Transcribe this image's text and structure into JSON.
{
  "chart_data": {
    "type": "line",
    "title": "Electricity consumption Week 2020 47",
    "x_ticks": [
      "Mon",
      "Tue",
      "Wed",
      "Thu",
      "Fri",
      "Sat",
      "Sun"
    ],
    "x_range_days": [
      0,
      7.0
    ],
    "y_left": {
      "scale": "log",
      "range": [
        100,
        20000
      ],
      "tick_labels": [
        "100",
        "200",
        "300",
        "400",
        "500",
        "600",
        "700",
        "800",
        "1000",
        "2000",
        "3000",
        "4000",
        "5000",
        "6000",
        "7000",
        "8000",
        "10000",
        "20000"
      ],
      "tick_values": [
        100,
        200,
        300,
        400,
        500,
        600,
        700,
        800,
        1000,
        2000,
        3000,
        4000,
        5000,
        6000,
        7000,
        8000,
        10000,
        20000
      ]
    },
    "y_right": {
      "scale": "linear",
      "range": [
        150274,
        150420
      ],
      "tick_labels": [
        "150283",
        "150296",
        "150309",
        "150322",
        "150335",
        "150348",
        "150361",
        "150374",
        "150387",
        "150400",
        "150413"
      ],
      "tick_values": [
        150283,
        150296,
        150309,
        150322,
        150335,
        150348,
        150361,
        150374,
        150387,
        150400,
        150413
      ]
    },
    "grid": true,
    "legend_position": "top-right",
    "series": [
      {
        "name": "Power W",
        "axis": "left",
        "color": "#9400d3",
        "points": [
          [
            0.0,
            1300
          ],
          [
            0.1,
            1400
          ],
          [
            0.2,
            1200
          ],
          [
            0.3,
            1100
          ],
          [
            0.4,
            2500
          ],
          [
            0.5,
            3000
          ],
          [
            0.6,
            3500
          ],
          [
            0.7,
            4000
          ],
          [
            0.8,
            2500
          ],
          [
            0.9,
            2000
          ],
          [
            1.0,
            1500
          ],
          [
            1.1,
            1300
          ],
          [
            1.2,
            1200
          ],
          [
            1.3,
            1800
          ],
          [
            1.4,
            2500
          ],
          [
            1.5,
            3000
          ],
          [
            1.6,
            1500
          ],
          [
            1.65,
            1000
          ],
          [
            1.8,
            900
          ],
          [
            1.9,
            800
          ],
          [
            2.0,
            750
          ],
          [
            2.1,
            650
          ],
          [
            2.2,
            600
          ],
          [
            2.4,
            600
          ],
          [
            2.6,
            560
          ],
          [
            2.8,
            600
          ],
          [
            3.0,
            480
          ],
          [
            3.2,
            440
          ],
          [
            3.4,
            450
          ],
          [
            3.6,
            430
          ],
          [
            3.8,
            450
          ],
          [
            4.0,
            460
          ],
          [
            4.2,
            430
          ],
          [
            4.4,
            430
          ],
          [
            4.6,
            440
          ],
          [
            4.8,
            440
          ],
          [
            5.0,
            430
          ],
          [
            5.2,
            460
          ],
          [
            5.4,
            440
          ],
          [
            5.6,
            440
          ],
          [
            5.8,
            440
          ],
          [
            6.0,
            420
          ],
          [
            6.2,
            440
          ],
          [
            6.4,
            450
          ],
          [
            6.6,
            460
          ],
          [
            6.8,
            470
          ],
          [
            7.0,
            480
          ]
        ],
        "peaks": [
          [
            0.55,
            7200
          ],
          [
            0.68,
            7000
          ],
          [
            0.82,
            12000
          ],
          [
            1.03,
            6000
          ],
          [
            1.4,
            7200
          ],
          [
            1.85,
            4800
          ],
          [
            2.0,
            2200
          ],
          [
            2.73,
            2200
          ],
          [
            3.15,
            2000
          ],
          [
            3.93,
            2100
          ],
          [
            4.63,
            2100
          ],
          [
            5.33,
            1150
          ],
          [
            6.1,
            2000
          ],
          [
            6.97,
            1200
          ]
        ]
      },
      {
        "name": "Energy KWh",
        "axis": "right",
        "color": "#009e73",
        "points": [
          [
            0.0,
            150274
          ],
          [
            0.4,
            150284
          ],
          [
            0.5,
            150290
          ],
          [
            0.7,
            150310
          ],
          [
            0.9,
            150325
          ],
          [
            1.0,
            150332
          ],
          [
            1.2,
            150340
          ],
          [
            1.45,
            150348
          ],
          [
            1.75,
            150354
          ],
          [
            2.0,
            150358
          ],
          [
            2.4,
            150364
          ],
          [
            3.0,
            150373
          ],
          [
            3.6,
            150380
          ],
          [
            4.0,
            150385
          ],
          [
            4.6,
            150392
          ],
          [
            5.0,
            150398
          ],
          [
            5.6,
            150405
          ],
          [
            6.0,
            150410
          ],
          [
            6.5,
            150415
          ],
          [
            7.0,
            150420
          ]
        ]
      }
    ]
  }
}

++++++++++

## GIVEN TASK
Go through the listing above and restate it word for word.

## SOLUTION BELOW
Transcribe this image's text and structure into JSON.
{
  "chart_data": {
    "type": "line",
    "title": "Electricity consumption Week 2020 47",
    "x_ticks": [
      "Mon",
      "Tue",
      "Wed",
      "Thu",
      "Fri",
      "Sat",
      "Sun"
    ],
    "x_range_days": [
      0,
      7.0
    ],
    "y_left": {
      "scale": "log",
      "range": [
        100,
        20000
      ],
      "tick_labels": [
        "100",
        "200",
        "300",
        "400",
        "500",
        "600",
        "700",
        "800",
        "1000",
        "2000",
        "3000",
        "4000",
        "5000",
        "6000",
        "7000",
        "8000",
        "10000",
        "20000"
      ],
      "tick_values": [
        100,
        200,
        300,
        400,
        500,
        600,
        700,
        800,
        1000,
        2000,
        3000,
        4000,
        5000,
        6000,
        7000,
        8000,
        10000,
        20000
      ]
    },
    "y_right": {
      "scale": "linear",
      "range": [
        150274,
        150420
      ],
      "tick_labels": [
        "150283",
        "150296",
        "150309",
        "150322",
        "150335",
        "150348",
        "150361",
        "150374",
        "150387",
        "150400",
        "150413"
      ],
      "tick_values": [
        150283,
        150296,
        150309,
        150322,
        150335,
        150348,
        150361,
        150374,
        150387,
        150400,
        150413
      ]
    },
    "grid": true,
    "legend_position": "top-right",
    "series": [
      {
        "name": "Power W",
        "axis": "left",
        "color": "#9400d3",
        "points": [
          [
            0.0,
            1300
          ],
          [
            0.1,
            1400
          ],
          [
            0.2,
            1200
          ],
          [
            0.3,
            1100
          ],
          [
            0.4,
            2500
          ],
          [
            0.5,
            3000
          ],
          [
            0.6,
            3500
          ],
          [
            0.7,
            4000
          ],
          [
            0.8,
            2500
          ],
          [
            0.9,
            2000
          ],
          [
            1.0,
            1500
          ],
          [
            1.1,
            1300
          ],
          [
            1.2,
            1200
          ],
          [
            1.3,
            1800
          ],
          [
            1.4,
            2500
          ],
          [
            1.5,
            3000
          ],
          [
            1.6,
            1500
          ],
          [
            1.65,
            1000
          ],
          [
            1.8,
            900
          ],
          [
            1.9,
            800
          ],
          [
            2.0,
            750
          ],
          [
            2.1,
            650
          ],
          [
            2.2,
            600
          ],
          [
            2.4,
            600
          ],
          [
            2.6,
            560
          ],
          [
            2.8,
            600
          ],
          [
            3.0,
            480
          ],
          [
            3.2,
            440
          ],
          [
            3.4,
            450
          ],
          [
            3.6,
            430
          ],
          [
            3.8,
            450
          ],
          [
            4.0,
            460
          ],
          [
            4.2,
            430
          ],
          [
            4.4,
            430
          ],
          [
            4.6,
            440
          ],
          [
            4.8,
            440
          ],
          [
            5.0,
            430
          ],
          [
            5.2,
            460
          ],
          [
            5.4,
            440
          ],
          [
            5.6,
            440
          ],
          [
            5.8,
            440
          ],
          [
            6.0,
            420
          ],
          [
            6.2,
            440
          ],
          [
            6.4,
            450
          ],
          [
            6.6,
            460
          ],
          [
            6.8,
            470
          ],
          [
            7.0,
            480
          ]
        ],
        "peaks": [
          [
            0.55,
            7200
          ],
          [
            0.68,
            7000
          ],
          [
            0.82,
            12000
          ],
          [
            1.03,
            6000
          ],
          [
            1.4,
            7200
          ],
          [
            1.85,
            4800
          ],
          [
            2.0,
            2200
          ],
          [
            2.73,
            2200
          ],
          [
            3.15,
            2000
          ],
          [
            3.93,
            2100
          ],
          [
            4.63,
            2100
          ],
          [
            5.33,
            1150
          ],
          [
            6.1,
            2000
          ],
          [
            6.97,
            1200
          ]
        ]
      },
      {
        "name": "Energy KWh",
        "axis": "right",
        "color": "#009e73",
        "points": [
          [
            0.0,
            150274
          ],
          [
            0.4,
            150284
          ],
          [
            0.5,
            150290
          ],
          [
            0.7,
            150310
          ],
          [
            0.9,
            150325
          ],
          [
            1.0,
            150332
          ],
          [
            1.2,
            150340
          ],
          [
            1.45,
            150348
          ],
          [
            1.75,
            150354
          ],
          [
            2.0,
            150358
          ],
          [
            2.4,
            150364
          ],
          [
            3.0,
            150373
          ],
          [
            3.6,
            150380
          ],
          [
            4.0,
            150385
          ],
          [
            4.6,
            150392
          ],
          [
            5.0,
            150398
          ],
          [
            5.6,
            150405
          ],
          [
            6.0,
            150410
          ],
          [
            6.5,
            150415
          ],
          [
            7.0,
            150420
          ]
        ]
      }
    ]
  }
}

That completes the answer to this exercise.